Given instruction: Filter the data below for the string "header" and copy each matching line.

Dataset excerpts
##############################
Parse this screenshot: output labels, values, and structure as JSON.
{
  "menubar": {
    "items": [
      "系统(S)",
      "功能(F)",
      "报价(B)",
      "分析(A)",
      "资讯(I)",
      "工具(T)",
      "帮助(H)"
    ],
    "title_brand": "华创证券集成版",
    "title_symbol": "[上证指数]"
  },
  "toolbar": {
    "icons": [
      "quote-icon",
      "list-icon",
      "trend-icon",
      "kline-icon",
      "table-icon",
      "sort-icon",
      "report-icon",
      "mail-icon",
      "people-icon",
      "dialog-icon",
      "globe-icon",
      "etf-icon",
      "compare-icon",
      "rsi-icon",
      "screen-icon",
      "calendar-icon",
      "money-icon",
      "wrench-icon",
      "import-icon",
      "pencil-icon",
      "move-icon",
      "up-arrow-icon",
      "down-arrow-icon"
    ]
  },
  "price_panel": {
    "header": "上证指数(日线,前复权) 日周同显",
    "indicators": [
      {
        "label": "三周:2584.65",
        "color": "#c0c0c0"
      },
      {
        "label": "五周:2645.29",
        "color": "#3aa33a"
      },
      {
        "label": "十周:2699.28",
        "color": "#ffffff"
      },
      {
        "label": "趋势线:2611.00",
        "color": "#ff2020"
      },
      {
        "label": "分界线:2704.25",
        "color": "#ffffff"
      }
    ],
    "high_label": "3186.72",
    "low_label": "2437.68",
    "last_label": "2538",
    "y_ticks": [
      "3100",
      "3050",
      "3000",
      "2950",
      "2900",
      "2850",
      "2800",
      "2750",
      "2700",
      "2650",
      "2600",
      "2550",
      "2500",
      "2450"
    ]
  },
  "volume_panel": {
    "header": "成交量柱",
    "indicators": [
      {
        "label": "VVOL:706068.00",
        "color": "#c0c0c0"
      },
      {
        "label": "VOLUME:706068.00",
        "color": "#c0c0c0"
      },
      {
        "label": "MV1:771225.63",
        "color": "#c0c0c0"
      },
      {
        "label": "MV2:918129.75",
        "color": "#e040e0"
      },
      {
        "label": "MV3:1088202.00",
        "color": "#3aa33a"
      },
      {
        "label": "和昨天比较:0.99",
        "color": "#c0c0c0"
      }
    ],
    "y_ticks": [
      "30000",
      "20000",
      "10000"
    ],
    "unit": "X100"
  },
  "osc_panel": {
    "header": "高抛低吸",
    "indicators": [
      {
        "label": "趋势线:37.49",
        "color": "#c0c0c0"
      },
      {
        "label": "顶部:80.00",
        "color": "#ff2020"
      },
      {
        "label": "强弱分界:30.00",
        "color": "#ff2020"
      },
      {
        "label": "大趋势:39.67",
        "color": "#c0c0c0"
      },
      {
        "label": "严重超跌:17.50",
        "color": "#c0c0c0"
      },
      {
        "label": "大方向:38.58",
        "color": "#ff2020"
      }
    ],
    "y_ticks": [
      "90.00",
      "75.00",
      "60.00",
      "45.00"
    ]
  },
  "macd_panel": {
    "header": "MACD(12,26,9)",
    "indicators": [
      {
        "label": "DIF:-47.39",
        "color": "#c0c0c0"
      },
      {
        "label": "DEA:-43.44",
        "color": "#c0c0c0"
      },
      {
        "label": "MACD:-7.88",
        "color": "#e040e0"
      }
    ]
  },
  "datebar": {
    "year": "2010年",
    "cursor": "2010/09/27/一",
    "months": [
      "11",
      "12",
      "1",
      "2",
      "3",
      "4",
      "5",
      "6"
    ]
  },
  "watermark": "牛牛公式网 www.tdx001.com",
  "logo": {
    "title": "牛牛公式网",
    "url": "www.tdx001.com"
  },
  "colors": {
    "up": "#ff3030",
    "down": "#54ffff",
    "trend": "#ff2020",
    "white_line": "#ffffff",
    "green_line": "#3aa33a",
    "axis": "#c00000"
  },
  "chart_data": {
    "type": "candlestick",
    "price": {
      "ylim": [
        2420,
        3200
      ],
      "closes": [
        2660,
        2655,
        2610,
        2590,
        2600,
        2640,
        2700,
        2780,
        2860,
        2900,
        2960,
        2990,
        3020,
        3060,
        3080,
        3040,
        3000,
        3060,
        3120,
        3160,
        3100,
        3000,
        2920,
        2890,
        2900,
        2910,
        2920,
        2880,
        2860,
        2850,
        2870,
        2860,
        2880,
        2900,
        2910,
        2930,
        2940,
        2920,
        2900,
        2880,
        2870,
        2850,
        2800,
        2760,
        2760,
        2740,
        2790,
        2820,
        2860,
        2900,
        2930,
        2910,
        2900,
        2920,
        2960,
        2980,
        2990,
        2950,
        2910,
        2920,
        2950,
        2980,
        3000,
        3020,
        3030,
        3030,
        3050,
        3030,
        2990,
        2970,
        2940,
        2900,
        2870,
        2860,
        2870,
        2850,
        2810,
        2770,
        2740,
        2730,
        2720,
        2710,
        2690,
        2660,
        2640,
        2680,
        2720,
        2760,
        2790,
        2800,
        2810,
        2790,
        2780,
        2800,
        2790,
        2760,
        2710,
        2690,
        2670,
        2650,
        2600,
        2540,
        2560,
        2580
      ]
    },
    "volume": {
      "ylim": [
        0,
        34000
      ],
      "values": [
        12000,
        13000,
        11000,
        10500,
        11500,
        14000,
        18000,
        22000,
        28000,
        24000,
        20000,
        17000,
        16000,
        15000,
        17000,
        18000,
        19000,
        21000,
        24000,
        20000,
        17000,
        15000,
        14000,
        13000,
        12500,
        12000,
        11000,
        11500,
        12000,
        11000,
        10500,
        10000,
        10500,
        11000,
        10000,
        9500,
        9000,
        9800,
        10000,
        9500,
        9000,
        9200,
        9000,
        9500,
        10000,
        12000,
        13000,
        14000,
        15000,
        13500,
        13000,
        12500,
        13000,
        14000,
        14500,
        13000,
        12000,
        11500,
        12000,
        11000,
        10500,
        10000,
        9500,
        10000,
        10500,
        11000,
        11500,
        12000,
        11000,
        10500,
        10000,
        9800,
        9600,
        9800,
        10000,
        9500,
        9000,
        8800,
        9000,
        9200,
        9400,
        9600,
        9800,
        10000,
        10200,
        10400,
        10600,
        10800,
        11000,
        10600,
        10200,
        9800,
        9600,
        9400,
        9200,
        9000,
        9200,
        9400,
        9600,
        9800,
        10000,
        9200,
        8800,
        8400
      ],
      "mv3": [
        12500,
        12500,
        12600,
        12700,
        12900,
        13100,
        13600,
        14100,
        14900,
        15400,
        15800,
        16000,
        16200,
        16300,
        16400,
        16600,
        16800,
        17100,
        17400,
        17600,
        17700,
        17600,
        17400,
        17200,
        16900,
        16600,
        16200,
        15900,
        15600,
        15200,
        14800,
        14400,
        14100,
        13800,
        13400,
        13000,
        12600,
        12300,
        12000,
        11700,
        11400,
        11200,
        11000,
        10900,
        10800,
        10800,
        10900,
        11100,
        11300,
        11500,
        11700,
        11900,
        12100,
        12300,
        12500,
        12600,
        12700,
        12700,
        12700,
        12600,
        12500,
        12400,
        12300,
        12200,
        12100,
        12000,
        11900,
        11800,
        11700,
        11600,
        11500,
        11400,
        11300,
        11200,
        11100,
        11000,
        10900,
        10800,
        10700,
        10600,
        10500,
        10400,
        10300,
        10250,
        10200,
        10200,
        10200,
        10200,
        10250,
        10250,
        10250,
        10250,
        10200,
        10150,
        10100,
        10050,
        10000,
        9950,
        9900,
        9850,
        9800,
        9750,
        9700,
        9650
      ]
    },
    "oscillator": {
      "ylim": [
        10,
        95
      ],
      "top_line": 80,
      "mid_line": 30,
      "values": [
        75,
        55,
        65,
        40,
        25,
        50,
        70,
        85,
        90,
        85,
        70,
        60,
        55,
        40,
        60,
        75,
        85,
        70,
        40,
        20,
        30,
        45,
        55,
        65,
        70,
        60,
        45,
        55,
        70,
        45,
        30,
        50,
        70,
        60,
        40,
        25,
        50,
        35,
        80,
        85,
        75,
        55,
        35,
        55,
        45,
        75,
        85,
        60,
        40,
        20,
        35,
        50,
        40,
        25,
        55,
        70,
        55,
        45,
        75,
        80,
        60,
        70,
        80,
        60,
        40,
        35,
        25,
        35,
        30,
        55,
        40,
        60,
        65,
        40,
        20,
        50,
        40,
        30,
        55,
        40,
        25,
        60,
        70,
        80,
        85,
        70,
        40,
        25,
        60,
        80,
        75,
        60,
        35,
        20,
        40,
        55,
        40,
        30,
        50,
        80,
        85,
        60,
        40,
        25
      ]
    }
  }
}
##############################
Solution to the problem:
    "header": "上证指数(日线,前复权) 日周同显",
    "header": "成交量柱",
    "header": "高抛低吸",
    "header": "MACD(12,26,9)",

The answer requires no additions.